WHAT THIS TASK INVOLVES:
Find and return each line containing "艺术教育".

INPUT DATA:
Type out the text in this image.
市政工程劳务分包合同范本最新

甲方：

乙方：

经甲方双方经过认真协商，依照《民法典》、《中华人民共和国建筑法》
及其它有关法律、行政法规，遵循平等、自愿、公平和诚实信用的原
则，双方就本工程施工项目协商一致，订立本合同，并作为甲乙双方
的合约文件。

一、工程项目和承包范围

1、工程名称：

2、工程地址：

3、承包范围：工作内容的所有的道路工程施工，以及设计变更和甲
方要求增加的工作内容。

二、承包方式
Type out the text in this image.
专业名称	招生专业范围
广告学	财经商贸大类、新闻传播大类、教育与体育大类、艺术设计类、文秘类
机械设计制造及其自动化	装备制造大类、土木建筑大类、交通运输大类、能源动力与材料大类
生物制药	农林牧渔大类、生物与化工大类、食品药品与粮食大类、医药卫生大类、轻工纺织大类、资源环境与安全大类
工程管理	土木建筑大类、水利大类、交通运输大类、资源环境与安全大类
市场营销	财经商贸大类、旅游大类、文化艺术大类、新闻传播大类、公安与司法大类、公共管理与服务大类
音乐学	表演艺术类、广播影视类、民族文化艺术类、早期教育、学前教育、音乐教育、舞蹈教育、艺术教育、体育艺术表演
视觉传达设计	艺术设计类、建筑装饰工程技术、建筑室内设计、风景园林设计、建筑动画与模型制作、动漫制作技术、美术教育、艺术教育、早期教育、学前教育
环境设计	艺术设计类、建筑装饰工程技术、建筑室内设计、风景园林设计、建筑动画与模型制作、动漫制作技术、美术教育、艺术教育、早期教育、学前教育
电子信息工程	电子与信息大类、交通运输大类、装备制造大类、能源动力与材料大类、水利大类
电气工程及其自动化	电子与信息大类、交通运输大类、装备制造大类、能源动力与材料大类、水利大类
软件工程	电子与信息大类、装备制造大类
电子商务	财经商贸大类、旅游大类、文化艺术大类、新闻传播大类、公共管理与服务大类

EXERCISE RESPONSE:
音乐学	表演艺术类、广播影视类、民族文化艺术类、早期教育、学前教育、音乐教育、舞蹈教育、艺术教育、体育艺术表演
视觉传达设计	艺术设计类、建筑装饰工程技术、建筑室内设计、风景园林设计、建筑动画与模型制作、动漫制作技术、美术教育、艺术教育、早期教育、学前教育
环境设计	艺术设计类、建筑装饰工程技术、建筑室内设计、风景园林设计、建筑动画与模型制作、动漫制作技术、美术教育、艺术教育、早期教育、学前教育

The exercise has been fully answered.